** START The input **

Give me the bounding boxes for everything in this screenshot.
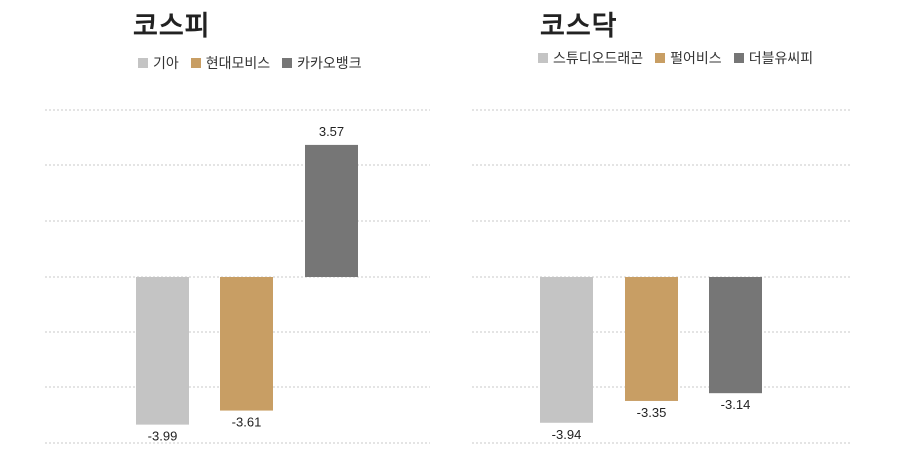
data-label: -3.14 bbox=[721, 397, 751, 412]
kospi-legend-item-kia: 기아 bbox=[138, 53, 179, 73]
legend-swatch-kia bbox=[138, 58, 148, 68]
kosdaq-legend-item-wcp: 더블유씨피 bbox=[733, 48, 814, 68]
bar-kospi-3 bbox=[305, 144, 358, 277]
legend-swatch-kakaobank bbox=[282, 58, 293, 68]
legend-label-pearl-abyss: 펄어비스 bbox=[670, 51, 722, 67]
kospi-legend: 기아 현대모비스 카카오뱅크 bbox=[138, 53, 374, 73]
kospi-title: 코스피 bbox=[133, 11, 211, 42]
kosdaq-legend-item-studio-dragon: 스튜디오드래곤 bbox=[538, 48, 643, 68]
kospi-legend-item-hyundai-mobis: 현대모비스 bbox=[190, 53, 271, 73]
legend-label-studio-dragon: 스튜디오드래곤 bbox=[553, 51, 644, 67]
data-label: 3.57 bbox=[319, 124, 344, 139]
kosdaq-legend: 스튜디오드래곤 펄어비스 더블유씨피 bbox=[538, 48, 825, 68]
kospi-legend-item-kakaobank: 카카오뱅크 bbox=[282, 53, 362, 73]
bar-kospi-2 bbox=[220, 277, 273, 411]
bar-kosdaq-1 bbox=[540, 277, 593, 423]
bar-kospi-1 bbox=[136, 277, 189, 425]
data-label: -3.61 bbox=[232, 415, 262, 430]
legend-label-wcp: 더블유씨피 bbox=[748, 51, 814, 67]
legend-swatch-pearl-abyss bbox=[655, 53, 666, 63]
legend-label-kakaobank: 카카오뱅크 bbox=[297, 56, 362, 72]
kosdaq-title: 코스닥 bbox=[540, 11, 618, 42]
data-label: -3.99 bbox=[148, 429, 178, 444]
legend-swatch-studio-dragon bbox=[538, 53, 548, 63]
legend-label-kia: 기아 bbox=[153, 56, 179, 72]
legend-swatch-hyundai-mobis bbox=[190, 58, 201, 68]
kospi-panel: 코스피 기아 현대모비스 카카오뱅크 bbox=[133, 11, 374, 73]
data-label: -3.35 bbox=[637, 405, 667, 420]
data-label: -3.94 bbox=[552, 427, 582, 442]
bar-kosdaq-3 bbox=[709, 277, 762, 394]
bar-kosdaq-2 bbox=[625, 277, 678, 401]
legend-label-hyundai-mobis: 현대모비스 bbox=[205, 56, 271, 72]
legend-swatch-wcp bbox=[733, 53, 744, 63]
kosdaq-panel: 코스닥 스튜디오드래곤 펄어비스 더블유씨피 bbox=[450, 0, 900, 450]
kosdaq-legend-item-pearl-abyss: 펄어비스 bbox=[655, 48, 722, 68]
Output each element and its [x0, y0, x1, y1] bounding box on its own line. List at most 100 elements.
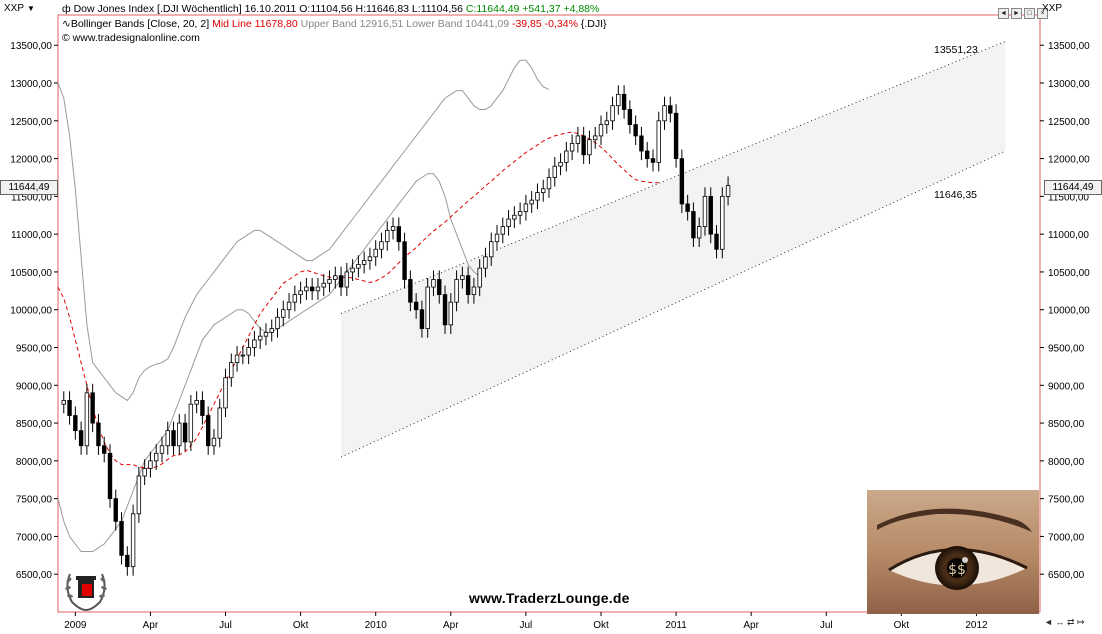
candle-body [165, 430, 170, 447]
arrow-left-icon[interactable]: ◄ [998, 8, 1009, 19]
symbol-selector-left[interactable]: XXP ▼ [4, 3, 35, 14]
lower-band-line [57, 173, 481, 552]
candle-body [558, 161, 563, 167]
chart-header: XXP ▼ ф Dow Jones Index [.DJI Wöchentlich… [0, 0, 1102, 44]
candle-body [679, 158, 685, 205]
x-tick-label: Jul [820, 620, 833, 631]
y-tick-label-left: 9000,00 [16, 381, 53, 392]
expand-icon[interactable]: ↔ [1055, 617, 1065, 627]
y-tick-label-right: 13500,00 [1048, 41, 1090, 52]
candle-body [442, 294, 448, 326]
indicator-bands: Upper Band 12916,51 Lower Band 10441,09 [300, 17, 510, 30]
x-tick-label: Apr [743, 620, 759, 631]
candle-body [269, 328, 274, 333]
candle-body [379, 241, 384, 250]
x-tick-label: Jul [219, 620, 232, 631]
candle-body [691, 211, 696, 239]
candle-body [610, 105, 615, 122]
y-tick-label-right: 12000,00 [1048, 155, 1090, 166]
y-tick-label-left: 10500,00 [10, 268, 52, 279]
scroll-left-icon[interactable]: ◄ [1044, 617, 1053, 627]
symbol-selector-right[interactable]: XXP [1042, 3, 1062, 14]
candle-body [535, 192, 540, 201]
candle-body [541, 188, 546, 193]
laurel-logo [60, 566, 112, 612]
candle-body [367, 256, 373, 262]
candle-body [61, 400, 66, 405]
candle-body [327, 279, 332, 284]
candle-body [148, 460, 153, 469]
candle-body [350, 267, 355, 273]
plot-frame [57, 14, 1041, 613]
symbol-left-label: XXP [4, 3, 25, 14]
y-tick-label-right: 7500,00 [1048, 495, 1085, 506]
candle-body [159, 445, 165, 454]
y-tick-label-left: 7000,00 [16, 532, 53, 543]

** END The input **

Task description: Starting with the line that contains "candle-body [165, 430, 170, 447]" and going on through the line that contains "x-tick-label: Jul [219, 620, 232, 631]", reproduce those lines of the material with "candle-body" swapped for "candlestick-body" wherever it occurs. Leave everything else unchanged and give only those lines.

Complete output:
candlestick-body [165, 430, 170, 447]
arrow-left-icon[interactable]: ◄ [998, 8, 1009, 19]
symbol-selector-left[interactable]: XXP ▼ [4, 3, 35, 14]
lower-band-line [57, 173, 481, 552]
candlestick-body [558, 161, 563, 167]
chart-header: XXP ▼ ф Dow Jones Index [.DJI Wöchentlich… [0, 0, 1102, 44]
candlestick-body [679, 158, 685, 205]
x-tick-label: Jul [820, 620, 833, 631]
y-tick-label-left: 9000,00 [16, 381, 53, 392]
expand-icon[interactable]: ↔ [1055, 617, 1065, 627]
y-tick-label-right: 13500,00 [1048, 41, 1090, 52]
candlestick-body [442, 294, 448, 326]
indicator-bands: Upper Band 12916,51 Lower Band 10441,09 [300, 17, 510, 30]
x-tick-label: Apr [743, 620, 759, 631]
candlestick-body [269, 328, 274, 333]
candlestick-body [379, 241, 384, 250]
x-tick-label: Jul [219, 620, 232, 631]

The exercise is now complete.